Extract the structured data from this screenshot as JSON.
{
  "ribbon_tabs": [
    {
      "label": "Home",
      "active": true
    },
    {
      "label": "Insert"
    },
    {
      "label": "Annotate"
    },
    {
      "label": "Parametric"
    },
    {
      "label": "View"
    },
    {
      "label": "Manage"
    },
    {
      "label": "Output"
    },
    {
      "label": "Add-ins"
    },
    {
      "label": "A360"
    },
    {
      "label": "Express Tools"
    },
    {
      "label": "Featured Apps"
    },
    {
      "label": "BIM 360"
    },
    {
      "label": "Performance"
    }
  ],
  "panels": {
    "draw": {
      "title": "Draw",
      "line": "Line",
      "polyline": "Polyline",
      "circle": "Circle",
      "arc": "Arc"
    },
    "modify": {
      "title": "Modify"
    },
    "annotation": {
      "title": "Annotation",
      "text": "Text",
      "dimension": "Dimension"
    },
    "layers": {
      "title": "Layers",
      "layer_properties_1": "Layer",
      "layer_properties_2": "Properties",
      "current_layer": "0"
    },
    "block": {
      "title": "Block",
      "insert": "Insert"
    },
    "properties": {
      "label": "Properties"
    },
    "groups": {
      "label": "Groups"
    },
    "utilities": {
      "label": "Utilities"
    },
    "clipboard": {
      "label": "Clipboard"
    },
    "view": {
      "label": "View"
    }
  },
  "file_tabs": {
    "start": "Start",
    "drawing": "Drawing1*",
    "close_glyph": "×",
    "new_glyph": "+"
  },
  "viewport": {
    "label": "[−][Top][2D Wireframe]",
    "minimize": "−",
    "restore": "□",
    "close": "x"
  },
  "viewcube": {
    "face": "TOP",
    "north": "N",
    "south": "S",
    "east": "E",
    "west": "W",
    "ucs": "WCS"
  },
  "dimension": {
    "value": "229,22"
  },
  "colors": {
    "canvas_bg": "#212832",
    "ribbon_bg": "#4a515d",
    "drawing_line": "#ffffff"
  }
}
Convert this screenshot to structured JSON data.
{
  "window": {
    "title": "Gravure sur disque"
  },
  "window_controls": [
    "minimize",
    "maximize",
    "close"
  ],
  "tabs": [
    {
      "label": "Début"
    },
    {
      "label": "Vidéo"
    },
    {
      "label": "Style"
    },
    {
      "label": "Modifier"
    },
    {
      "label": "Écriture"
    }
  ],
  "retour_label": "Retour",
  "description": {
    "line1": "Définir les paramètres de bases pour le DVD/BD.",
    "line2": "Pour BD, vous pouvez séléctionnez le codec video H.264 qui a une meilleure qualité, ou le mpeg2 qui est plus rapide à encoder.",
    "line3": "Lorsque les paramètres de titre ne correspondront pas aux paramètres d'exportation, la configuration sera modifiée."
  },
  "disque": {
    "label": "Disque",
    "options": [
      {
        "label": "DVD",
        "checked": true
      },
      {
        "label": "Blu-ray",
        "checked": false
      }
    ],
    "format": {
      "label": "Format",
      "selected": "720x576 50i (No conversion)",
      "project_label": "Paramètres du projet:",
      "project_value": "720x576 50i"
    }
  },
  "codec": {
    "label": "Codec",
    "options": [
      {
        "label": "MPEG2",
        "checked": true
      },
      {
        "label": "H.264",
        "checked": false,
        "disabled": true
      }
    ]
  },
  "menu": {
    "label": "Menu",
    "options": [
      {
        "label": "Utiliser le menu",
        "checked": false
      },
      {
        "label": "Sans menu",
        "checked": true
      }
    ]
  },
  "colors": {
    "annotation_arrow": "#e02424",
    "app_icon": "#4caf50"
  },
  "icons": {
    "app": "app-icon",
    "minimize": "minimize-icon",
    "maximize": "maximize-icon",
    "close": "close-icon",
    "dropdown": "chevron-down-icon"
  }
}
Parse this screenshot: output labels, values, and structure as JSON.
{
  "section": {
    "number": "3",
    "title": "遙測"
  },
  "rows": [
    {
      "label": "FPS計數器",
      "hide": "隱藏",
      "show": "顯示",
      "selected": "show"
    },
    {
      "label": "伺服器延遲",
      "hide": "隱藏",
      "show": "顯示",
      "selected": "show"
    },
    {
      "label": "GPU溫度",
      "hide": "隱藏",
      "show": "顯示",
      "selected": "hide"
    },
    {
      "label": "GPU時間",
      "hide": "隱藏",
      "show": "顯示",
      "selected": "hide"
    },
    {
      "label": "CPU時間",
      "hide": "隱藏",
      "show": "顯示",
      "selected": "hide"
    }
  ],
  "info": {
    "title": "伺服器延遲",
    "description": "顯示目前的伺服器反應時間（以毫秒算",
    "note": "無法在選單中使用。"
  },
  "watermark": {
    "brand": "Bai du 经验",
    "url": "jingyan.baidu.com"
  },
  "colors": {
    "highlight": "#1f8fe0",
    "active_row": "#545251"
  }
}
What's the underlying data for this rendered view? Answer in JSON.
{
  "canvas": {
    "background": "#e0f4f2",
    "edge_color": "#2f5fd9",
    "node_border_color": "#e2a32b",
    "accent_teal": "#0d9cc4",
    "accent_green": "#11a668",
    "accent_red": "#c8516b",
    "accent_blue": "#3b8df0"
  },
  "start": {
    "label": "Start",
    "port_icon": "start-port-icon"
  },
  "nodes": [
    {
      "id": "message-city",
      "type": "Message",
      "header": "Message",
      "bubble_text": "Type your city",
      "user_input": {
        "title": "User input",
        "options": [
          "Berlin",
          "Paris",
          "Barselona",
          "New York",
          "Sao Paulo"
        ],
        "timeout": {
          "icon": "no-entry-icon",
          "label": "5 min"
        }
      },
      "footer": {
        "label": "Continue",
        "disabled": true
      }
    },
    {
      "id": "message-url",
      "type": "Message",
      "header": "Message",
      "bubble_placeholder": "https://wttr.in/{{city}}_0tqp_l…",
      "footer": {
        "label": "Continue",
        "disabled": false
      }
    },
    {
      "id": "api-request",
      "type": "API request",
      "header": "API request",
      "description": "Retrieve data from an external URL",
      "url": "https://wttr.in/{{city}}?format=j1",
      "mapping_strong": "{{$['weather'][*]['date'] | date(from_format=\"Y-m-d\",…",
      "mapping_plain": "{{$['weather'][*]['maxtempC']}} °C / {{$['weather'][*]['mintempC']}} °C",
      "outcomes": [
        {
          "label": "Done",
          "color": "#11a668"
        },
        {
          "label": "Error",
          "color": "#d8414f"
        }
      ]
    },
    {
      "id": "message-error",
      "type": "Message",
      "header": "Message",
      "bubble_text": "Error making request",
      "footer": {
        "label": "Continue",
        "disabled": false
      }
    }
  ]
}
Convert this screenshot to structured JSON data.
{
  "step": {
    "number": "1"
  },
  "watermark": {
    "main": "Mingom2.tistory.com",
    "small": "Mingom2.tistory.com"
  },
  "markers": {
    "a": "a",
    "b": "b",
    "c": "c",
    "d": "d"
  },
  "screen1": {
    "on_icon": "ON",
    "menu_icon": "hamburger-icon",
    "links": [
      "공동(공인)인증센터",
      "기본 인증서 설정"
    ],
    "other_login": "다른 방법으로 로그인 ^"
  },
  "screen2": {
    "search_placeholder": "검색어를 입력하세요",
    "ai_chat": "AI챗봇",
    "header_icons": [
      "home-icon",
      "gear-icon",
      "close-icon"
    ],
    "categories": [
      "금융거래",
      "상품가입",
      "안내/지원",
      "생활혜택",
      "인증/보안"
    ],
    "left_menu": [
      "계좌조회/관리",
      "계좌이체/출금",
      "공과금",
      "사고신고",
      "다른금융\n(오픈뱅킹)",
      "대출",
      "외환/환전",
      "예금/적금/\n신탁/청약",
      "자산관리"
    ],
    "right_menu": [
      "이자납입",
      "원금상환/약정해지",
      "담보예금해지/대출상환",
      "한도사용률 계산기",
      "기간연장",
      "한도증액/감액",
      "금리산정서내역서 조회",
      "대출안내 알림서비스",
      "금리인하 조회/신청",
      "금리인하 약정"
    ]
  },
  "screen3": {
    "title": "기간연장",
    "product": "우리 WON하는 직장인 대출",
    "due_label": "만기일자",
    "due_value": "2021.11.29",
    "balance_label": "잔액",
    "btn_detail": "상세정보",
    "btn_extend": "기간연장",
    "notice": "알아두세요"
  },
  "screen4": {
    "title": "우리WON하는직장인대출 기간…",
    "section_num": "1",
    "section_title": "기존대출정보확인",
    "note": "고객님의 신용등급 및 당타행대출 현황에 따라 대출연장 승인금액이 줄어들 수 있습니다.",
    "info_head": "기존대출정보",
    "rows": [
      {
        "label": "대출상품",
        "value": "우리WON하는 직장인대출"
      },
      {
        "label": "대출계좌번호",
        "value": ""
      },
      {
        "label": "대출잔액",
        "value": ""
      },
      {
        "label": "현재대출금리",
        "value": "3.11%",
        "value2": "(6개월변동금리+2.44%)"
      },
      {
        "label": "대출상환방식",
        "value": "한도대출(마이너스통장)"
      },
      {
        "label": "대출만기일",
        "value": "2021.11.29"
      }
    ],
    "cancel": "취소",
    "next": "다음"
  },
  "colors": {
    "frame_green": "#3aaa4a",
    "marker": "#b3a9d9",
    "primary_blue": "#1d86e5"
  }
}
——
*Challenge*.
Filter the listing above for the string "JSON" and copy every matching line.

*Full answer*.
Extract the structured data from this screenshot as JSON.
Convert this screenshot to structured JSON data.
Parse this screenshot: output labels, values, and structure as JSON.
What's the underlying data for this rendered view? Answer in JSON.
Convert this screenshot to structured JSON data.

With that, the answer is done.